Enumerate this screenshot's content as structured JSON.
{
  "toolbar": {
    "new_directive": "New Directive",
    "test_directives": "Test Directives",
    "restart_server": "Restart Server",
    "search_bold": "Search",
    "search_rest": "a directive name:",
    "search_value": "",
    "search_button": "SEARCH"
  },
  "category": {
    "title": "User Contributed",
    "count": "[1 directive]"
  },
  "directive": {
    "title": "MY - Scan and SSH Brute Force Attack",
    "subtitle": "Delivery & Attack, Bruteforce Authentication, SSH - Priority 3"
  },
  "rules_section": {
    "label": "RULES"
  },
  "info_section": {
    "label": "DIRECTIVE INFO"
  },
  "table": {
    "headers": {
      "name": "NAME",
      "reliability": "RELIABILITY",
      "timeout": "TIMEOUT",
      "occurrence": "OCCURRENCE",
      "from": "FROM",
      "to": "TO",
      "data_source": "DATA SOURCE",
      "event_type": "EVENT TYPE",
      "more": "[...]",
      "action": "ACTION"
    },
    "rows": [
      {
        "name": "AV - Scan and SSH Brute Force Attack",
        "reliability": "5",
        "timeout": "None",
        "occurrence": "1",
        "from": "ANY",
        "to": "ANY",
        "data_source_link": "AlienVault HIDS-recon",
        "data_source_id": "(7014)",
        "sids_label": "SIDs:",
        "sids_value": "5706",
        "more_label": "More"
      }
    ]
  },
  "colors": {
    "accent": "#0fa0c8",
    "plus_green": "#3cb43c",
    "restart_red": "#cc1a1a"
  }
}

_The problem:_
Your task is to output the full set of records exactly as presented.

_Problem solution:_
Enumerate this screenshot's content as structured JSON.
{
  "toolbar": {
    "new_directive": "New Directive",
    "test_directives": "Test Directives",
    "restart_server": "Restart Server",
    "search_bold": "Search",
    "search_rest": "a directive name:",
    "search_value": "",
    "search_button": "SEARCH"
  },
  "category": {
    "title": "User Contributed",
    "count": "[1 directive]"
  },
  "directive": {
    "title": "MY - Scan and SSH Brute Force Attack",
    "subtitle": "Delivery & Attack, Bruteforce Authentication, SSH - Priority 3"
  },
  "rules_section": {
    "label": "RULES"
  },
  "info_section": {
    "label": "DIRECTIVE INFO"
  },
  "table": {
    "headers": {
      "name": "NAME",
      "reliability": "RELIABILITY",
      "timeout": "TIMEOUT",
      "occurrence": "OCCURRENCE",
      "from": "FROM",
      "to": "TO",
      "data_source": "DATA SOURCE",
      "event_type": "EVENT TYPE",
      "more": "[...]",
      "action": "ACTION"
    },
    "rows": [
      {
        "name": "AV - Scan and SSH Brute Force Attack",
        "reliability": "5",
        "timeout": "None",
        "occurrence": "1",
        "from": "ANY",
        "to": "ANY",
        "data_source_link": "AlienVault HIDS-recon",
        "data_source_id": "(7014)",
        "sids_label": "SIDs:",
        "sids_value": "5706",
        "more_label": "More"
      }
    ]
  },
  "colors": {
    "accent": "#0fa0c8",
    "plus_green": "#3cb43c",
    "restart_red": "#cc1a1a"
  }
}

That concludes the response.